(Recorded data)
==============================
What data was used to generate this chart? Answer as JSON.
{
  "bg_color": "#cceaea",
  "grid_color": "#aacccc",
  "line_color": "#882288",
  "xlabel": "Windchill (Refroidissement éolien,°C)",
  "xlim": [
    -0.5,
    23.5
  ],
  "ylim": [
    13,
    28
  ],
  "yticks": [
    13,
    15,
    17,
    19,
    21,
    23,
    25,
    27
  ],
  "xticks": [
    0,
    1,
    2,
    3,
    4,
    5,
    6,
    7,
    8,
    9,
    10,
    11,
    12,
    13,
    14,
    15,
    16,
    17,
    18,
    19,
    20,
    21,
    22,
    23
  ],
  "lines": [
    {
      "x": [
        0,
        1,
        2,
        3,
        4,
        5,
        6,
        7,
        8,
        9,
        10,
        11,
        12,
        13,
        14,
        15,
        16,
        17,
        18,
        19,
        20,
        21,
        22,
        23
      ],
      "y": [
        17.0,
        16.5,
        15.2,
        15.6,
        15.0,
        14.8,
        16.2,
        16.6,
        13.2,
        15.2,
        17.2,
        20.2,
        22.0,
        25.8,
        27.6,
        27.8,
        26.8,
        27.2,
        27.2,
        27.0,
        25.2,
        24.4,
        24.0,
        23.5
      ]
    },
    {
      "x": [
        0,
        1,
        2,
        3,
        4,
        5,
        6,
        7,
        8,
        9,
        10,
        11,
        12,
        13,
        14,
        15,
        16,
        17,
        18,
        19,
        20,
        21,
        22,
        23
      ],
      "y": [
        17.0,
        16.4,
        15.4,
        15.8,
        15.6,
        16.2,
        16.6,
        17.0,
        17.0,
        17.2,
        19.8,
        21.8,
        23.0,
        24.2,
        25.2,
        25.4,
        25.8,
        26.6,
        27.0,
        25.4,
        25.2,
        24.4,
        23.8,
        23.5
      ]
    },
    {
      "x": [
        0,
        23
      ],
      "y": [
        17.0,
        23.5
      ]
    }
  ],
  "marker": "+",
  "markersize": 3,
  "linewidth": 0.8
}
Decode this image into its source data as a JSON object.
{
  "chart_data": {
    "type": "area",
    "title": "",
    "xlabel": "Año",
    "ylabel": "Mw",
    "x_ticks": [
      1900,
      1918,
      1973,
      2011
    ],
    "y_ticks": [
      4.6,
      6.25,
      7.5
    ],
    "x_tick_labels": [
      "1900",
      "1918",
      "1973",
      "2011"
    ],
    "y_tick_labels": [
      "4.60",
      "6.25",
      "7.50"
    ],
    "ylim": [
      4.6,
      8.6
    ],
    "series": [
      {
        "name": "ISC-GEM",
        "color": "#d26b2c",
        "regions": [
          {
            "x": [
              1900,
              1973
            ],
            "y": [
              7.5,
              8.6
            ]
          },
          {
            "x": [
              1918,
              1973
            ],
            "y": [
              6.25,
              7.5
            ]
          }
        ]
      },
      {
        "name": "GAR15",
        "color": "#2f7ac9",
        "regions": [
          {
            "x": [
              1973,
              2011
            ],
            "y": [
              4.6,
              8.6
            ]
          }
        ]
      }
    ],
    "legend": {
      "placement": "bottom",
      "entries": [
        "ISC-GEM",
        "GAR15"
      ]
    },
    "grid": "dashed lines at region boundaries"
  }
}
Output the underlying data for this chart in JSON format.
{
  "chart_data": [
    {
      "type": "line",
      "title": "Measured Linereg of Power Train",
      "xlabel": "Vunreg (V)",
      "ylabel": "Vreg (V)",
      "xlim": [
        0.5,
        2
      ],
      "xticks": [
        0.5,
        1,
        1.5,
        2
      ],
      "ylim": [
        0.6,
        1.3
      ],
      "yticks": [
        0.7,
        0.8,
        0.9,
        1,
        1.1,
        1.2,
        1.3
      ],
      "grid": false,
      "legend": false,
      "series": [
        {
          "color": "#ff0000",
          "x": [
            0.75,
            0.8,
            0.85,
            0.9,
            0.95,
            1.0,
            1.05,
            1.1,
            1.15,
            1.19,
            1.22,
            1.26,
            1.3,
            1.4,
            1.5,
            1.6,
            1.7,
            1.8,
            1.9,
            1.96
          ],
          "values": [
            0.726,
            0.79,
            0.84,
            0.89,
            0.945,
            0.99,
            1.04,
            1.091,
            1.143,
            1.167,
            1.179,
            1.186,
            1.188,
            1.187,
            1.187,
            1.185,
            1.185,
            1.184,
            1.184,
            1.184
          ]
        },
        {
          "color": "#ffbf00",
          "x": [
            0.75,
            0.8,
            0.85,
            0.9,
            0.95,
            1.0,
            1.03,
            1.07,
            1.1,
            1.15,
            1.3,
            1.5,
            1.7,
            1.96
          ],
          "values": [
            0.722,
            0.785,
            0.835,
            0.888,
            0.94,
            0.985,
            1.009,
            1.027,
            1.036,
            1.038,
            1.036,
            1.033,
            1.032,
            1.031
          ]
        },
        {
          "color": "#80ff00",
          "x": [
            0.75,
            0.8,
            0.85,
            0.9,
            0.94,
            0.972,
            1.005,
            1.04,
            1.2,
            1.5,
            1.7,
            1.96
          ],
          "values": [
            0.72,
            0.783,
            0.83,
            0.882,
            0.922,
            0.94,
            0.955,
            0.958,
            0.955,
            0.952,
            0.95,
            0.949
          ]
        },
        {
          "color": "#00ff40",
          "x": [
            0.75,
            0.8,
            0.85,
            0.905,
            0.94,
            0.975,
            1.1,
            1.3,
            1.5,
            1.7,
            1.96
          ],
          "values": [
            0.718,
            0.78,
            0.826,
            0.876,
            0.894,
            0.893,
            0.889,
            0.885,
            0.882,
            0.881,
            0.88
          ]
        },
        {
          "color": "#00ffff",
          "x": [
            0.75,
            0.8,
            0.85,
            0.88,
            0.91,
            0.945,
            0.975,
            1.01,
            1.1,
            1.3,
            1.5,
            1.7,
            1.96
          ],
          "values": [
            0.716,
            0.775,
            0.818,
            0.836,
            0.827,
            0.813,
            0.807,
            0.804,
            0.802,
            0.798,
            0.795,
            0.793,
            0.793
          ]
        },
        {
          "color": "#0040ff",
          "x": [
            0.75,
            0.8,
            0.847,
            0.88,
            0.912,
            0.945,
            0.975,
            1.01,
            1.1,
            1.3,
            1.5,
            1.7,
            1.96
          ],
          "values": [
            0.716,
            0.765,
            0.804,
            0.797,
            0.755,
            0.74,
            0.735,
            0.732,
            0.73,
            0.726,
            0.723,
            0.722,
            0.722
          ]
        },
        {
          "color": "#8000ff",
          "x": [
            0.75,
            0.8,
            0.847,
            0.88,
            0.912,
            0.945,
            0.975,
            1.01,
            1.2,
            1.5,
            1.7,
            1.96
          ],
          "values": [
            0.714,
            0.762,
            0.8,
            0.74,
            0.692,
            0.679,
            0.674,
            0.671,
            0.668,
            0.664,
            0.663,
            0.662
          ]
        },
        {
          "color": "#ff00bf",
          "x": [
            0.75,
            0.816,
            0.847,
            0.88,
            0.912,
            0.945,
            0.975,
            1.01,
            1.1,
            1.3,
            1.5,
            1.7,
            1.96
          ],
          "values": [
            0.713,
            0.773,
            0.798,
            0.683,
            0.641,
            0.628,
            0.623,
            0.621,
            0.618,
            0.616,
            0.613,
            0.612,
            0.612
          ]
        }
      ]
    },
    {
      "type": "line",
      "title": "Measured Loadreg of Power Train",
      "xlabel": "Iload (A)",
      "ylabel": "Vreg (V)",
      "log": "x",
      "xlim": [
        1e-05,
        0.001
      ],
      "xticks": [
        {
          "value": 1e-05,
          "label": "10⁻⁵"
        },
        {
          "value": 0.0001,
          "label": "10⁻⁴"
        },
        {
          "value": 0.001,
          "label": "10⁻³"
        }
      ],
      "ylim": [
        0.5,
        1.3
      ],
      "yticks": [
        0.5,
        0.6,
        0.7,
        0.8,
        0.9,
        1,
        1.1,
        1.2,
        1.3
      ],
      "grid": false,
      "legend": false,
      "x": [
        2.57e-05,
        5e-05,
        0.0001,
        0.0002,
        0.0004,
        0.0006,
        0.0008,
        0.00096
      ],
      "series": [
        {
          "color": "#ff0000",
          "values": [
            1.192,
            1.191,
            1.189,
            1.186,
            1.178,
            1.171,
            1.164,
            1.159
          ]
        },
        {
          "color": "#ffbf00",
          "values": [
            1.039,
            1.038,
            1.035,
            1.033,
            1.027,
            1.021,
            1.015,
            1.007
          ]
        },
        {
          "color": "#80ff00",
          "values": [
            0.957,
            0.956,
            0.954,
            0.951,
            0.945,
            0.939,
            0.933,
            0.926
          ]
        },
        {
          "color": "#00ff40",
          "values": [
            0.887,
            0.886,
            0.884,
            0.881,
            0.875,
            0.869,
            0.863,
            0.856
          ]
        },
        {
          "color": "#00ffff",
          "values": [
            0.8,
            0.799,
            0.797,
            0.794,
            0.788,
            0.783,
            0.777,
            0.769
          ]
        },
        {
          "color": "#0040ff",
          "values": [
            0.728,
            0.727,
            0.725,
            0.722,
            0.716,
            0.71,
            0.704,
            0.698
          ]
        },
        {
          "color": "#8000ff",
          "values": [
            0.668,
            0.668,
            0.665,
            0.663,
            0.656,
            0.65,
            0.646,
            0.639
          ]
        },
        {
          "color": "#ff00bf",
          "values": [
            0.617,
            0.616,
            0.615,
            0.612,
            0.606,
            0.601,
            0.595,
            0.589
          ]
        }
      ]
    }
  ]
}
==============================
Pull out every line containing "Measured".

      "title": "Measured Linereg of Power Train",
      "title": "Measured Loadreg of Power Train",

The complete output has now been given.